Copy all lines below containing "nyelvi".

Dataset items
•••
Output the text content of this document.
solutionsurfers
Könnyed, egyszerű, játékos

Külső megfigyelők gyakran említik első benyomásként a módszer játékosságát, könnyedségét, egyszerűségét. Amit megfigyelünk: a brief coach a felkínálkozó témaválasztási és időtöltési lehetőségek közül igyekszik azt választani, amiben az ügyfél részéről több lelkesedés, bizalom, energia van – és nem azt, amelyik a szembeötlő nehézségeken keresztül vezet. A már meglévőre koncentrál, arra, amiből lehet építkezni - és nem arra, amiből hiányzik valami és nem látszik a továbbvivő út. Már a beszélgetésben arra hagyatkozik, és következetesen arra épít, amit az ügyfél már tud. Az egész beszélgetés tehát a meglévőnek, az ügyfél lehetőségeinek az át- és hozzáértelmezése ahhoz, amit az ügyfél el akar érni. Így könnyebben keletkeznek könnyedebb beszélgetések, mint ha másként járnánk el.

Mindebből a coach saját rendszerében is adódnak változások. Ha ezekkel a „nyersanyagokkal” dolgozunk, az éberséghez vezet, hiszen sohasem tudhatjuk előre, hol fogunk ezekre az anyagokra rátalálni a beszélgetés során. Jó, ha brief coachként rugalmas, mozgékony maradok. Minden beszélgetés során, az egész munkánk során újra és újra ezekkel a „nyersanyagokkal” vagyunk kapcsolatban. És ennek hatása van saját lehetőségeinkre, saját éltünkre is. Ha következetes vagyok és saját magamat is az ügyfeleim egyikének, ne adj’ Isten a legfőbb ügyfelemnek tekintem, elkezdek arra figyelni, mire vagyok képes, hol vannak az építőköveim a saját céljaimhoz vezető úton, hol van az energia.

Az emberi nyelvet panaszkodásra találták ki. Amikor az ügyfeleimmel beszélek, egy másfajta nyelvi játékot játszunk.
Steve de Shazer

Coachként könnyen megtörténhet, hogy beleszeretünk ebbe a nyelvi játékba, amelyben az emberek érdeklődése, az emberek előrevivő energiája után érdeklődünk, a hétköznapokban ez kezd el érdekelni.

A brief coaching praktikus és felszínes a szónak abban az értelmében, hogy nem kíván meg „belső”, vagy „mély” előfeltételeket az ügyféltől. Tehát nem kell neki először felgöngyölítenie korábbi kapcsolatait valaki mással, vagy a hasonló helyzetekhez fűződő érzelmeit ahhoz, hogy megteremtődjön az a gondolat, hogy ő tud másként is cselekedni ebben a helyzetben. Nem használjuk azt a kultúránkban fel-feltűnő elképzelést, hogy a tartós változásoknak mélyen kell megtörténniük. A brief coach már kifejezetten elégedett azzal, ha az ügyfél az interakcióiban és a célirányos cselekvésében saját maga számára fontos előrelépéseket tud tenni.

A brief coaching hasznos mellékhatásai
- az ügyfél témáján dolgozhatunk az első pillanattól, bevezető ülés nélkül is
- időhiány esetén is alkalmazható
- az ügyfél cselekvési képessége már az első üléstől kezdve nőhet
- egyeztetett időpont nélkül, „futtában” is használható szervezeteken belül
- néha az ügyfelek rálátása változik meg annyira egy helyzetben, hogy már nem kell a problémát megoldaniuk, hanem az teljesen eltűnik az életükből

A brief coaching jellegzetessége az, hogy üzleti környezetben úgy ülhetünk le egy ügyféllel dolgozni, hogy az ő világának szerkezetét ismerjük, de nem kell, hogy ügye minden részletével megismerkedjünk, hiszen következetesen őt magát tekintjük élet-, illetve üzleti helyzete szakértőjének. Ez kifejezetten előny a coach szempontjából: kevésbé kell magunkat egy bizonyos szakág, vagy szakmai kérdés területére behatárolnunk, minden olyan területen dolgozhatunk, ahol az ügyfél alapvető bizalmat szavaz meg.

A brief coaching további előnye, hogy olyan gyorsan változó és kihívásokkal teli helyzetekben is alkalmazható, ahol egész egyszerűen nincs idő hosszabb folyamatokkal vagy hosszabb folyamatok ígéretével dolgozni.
•••
* [THE RESULT]:
Az emberi nyelvet panaszkodásra találták ki. Amikor az ügyfeleimmel beszélek, egy másfajta nyelvi játékot játszunk.
Coachként könnyen megtörténhet, hogy beleszeretünk ebbe a nyelvi játékba, amelyben az emberek érdeklődése, az emberek előrevivő energiája után érdeklődünk, a hétköznapokban ez kezd el érdekelni.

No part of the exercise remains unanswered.